Dataset entries on figures:

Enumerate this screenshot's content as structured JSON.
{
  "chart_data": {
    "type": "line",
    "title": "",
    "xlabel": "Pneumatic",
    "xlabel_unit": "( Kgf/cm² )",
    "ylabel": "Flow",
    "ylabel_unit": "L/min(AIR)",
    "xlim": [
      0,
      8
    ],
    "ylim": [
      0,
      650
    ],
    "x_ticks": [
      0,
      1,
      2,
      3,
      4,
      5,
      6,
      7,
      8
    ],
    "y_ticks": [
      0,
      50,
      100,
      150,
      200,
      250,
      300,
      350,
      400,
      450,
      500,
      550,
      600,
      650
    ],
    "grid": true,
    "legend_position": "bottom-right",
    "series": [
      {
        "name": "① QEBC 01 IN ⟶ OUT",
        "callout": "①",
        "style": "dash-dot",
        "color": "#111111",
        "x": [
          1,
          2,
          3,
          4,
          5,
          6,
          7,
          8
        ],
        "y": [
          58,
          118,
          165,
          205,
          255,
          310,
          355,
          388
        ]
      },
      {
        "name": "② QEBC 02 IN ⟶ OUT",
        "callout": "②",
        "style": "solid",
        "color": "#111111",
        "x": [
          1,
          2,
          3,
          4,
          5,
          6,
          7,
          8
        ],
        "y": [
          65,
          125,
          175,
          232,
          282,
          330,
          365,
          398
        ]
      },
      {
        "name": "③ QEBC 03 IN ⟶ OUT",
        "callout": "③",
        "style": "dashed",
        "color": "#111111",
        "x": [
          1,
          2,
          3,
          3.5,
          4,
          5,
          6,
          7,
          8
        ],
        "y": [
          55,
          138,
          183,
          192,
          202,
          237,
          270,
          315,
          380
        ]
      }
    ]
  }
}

#### [SET EXERCISE]
Only the number is wanted: how many lines in the entries above contain the string "QEBC"?

#### [THE SOLUTION]
3